==== SUPPLIED DATA

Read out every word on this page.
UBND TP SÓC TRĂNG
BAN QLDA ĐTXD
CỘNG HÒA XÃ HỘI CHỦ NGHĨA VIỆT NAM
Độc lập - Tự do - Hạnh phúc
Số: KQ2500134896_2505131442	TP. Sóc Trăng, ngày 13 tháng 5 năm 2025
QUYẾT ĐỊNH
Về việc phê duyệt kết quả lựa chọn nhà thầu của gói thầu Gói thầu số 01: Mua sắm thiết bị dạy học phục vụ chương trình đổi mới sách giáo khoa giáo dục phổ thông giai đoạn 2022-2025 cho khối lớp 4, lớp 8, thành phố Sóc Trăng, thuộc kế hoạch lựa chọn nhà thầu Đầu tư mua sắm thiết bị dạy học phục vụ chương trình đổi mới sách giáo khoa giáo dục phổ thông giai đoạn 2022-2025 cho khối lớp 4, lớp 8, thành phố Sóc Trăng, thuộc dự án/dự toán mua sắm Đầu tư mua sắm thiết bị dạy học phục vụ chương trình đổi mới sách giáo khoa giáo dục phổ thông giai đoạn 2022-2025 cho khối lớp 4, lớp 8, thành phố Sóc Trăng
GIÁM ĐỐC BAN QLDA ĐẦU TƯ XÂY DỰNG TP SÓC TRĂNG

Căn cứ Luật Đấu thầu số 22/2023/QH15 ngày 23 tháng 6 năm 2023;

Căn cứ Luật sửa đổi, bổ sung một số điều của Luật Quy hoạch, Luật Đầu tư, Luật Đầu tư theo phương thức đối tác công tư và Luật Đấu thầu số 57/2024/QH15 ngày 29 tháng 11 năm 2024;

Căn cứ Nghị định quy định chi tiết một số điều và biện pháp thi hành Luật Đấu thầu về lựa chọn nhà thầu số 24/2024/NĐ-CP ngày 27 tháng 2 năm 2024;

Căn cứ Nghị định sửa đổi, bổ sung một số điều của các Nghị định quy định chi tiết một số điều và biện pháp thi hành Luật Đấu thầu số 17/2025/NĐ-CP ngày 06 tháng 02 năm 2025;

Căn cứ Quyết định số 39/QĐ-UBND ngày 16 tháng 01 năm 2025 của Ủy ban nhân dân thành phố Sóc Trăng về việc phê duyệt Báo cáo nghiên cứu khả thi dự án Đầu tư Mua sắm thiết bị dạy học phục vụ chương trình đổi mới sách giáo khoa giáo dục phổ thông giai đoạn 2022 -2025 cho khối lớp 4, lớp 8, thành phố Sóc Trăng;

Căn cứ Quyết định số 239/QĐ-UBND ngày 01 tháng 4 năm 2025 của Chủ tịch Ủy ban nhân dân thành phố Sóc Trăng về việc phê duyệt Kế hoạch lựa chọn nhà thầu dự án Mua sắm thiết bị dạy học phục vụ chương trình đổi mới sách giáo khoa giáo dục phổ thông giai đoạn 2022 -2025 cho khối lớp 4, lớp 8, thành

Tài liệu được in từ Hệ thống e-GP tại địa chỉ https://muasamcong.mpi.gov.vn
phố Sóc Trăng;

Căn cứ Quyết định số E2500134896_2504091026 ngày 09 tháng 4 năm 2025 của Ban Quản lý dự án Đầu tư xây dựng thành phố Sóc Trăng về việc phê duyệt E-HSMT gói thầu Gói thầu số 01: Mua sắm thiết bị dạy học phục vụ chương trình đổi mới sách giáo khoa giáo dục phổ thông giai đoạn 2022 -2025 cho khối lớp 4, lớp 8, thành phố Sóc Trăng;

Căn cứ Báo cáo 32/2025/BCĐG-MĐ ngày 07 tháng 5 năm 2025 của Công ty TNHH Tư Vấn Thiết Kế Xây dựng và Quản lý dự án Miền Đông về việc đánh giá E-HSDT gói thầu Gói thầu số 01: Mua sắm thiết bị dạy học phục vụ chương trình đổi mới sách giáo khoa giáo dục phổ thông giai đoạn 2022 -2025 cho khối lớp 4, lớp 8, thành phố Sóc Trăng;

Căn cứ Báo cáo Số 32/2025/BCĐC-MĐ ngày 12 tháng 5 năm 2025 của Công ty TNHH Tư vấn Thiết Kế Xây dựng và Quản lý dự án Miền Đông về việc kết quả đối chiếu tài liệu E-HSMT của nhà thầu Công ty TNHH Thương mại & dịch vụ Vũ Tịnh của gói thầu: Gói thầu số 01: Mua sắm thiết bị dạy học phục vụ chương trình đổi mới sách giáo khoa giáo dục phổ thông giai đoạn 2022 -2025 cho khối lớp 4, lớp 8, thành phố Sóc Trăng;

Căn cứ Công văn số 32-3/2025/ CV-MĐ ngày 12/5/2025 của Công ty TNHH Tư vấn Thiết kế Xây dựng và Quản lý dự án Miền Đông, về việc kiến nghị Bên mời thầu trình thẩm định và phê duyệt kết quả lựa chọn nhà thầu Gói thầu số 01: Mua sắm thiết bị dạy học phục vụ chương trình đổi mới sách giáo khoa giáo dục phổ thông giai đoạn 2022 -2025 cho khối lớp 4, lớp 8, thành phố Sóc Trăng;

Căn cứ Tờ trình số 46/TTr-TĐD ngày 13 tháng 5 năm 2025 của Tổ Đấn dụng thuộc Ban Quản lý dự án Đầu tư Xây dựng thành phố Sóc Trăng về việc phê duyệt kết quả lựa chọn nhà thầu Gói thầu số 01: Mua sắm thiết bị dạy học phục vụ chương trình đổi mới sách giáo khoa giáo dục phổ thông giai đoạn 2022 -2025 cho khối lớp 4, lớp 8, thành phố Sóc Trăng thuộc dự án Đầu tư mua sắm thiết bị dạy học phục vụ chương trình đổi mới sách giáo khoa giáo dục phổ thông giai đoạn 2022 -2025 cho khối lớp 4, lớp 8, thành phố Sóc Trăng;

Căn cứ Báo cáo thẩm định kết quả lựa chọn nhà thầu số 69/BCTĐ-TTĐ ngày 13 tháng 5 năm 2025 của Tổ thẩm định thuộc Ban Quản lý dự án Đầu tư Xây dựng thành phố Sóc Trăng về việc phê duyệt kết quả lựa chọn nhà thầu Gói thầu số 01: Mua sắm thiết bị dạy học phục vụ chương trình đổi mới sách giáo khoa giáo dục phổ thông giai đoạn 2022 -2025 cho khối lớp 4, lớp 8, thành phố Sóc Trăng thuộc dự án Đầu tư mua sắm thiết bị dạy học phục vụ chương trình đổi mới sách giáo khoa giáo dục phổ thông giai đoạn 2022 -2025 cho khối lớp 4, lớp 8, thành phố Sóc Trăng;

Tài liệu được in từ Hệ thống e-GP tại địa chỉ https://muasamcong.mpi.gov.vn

========

__DIRECTIVE__. The records above must be output exactly, in full.

__FINISHED EXERCISE__.
Read out every word on this page.
UBND TP SÓC TRĂNG
BAN QLDA ĐTXD
CỘNG HÒA XÃ HỘI CHỦ NGHĨA VIỆT NAM
Độc lập - Tự do - Hạnh phúc
Số: KQ2500134896_2505131442	TP. Sóc Trăng, ngày 13 tháng 5 năm 2025
QUYẾT ĐỊNH
Về việc phê duyệt kết quả lựa chọn nhà thầu của gói thầu Gói thầu số 01: Mua sắm thiết bị dạy học phục vụ chương trình đổi mới sách giáo khoa giáo dục phổ thông giai đoạn 2022-2025 cho khối lớp 4, lớp 8, thành phố Sóc Trăng, thuộc kế hoạch lựa chọn nhà thầu Đầu tư mua sắm thiết bị dạy học phục vụ chương trình đổi mới sách giáo khoa giáo dục phổ thông giai đoạn 2022-2025 cho khối lớp 4, lớp 8, thành phố Sóc Trăng, thuộc dự án/dự toán mua sắm Đầu tư mua sắm thiết bị dạy học phục vụ chương trình đổi mới sách giáo khoa giáo dục phổ thông giai đoạn 2022-2025 cho khối lớp 4, lớp 8, thành phố Sóc Trăng
GIÁM ĐỐC BAN QLDA ĐẦU TƯ XÂY DỰNG TP SÓC TRĂNG

Căn cứ Luật Đấu thầu số 22/2023/QH15 ngày 23 tháng 6 năm 2023;

Căn cứ Luật sửa đổi, bổ sung một số điều của Luật Quy hoạch, Luật Đầu tư, Luật Đầu tư theo phương thức đối tác công tư và Luật Đấu thầu số 57/2024/QH15 ngày 29 tháng 11 năm 2024;

Căn cứ Nghị định quy định chi tiết một số điều và biện pháp thi hành Luật Đấu thầu về lựa chọn nhà thầu số 24/2024/NĐ-CP ngày 27 tháng 2 năm 2024;

Căn cứ Nghị định sửa đổi, bổ sung một số điều của các Nghị định quy định chi tiết một số điều và biện pháp thi hành Luật Đấu thầu số 17/2025/NĐ-CP ngày 06 tháng 02 năm 2025;

Căn cứ Quyết định số 39/QĐ-UBND ngày 16 tháng 01 năm 2025 của Ủy ban nhân dân thành phố Sóc Trăng về việc phê duyệt Báo cáo nghiên cứu khả thi dự án Đầu tư Mua sắm thiết bị dạy học phục vụ chương trình đổi mới sách giáo khoa giáo dục phổ thông giai đoạn 2022 -2025 cho khối lớp 4, lớp 8, thành phố Sóc Trăng;

Căn cứ Quyết định số 239/QĐ-UBND ngày 01 tháng 4 năm 2025 của Chủ tịch Ủy ban nhân dân thành phố Sóc Trăng về việc phê duyệt Kế hoạch lựa chọn nhà thầu dự án Mua sắm thiết bị dạy học phục vụ chương trình đổi mới sách giáo khoa giáo dục phổ thông giai đoạn 2022 -2025 cho khối lớp 4, lớp 8, thành

Tài liệu được in từ Hệ thống e-GP tại địa chỉ https://muasamcong.mpi.gov.vn
phố Sóc Trăng;

Căn cứ Quyết định số E2500134896_2504091026 ngày 09 tháng 4 năm 2025 của Ban Quản lý dự án Đầu tư xây dựng thành phố Sóc Trăng về việc phê duyệt E-HSMT gói thầu Gói thầu số 01: Mua sắm thiết bị dạy học phục vụ chương trình đổi mới sách giáo khoa giáo dục phổ thông giai đoạn 2022 -2025 cho khối lớp 4, lớp 8, thành phố Sóc Trăng;

Căn cứ Báo cáo 32/2025/BCĐG-MĐ ngày 07 tháng 5 năm 2025 của Công ty TNHH Tư Vấn Thiết Kế Xây dựng và Quản lý dự án Miền Đông về việc đánh giá E-HSDT gói thầu Gói thầu số 01: Mua sắm thiết bị dạy học phục vụ chương trình đổi mới sách giáo khoa giáo dục phổ thông giai đoạn 2022 -2025 cho khối lớp 4, lớp 8, thành phố Sóc Trăng;

Căn cứ Báo cáo Số 32/2025/BCĐC-MĐ ngày 12 tháng 5 năm 2025 của Công ty TNHH Tư vấn Thiết Kế Xây dựng và Quản lý dự án Miền Đông về việc kết quả đối chiếu tài liệu E-HSMT của nhà thầu Công ty TNHH Thương mại & dịch vụ Vũ Tịnh của gói thầu: Gói thầu số 01: Mua sắm thiết bị dạy học phục vụ chương trình đổi mới sách giáo khoa giáo dục phổ thông giai đoạn 2022 -2025 cho khối lớp 4, lớp 8, thành phố Sóc Trăng;

Căn cứ Công văn số 32-3/2025/ CV-MĐ ngày 12/5/2025 của Công ty TNHH Tư vấn Thiết kế Xây dựng và Quản lý dự án Miền Đông, về việc kiến nghị Bên mời thầu trình thẩm định và phê duyệt kết quả lựa chọn nhà thầu Gói thầu số 01: Mua sắm thiết bị dạy học phục vụ chương trình đổi mới sách giáo khoa giáo dục phổ thông giai đoạn 2022 -2025 cho khối lớp 4, lớp 8, thành phố Sóc Trăng;

Căn cứ Tờ trình số 46/TTr-TĐD ngày 13 tháng 5 năm 2025 của Tổ Đấn dụng thuộc Ban Quản lý dự án Đầu tư Xây dựng thành phố Sóc Trăng về việc phê duyệt kết quả lựa chọn nhà thầu Gói thầu số 01: Mua sắm thiết bị dạy học phục vụ chương trình đổi mới sách giáo khoa giáo dục phổ thông giai đoạn 2022 -2025 cho khối lớp 4, lớp 8, thành phố Sóc Trăng thuộc dự án Đầu tư mua sắm thiết bị dạy học phục vụ chương trình đổi mới sách giáo khoa giáo dục phổ thông giai đoạn 2022 -2025 cho khối lớp 4, lớp 8, thành phố Sóc Trăng;

Căn cứ Báo cáo thẩm định kết quả lựa chọn nhà thầu số 69/BCTĐ-TTĐ ngày 13 tháng 5 năm 2025 của Tổ thẩm định thuộc Ban Quản lý dự án Đầu tư Xây dựng thành phố Sóc Trăng về việc phê duyệt kết quả lựa chọn nhà thầu Gói thầu số 01: Mua sắm thiết bị dạy học phục vụ chương trình đổi mới sách giáo khoa giáo dục phổ thông giai đoạn 2022 -2025 cho khối lớp 4, lớp 8, thành phố Sóc Trăng thuộc dự án Đầu tư mua sắm thiết bị dạy học phục vụ chương trình đổi mới sách giáo khoa giáo dục phổ thông giai đoạn 2022 -2025 cho khối lớp 4, lớp 8, thành phố Sóc Trăng;

Tài liệu được in từ Hệ thống e-GP tại địa chỉ https://muasamcong.mpi.gov.vn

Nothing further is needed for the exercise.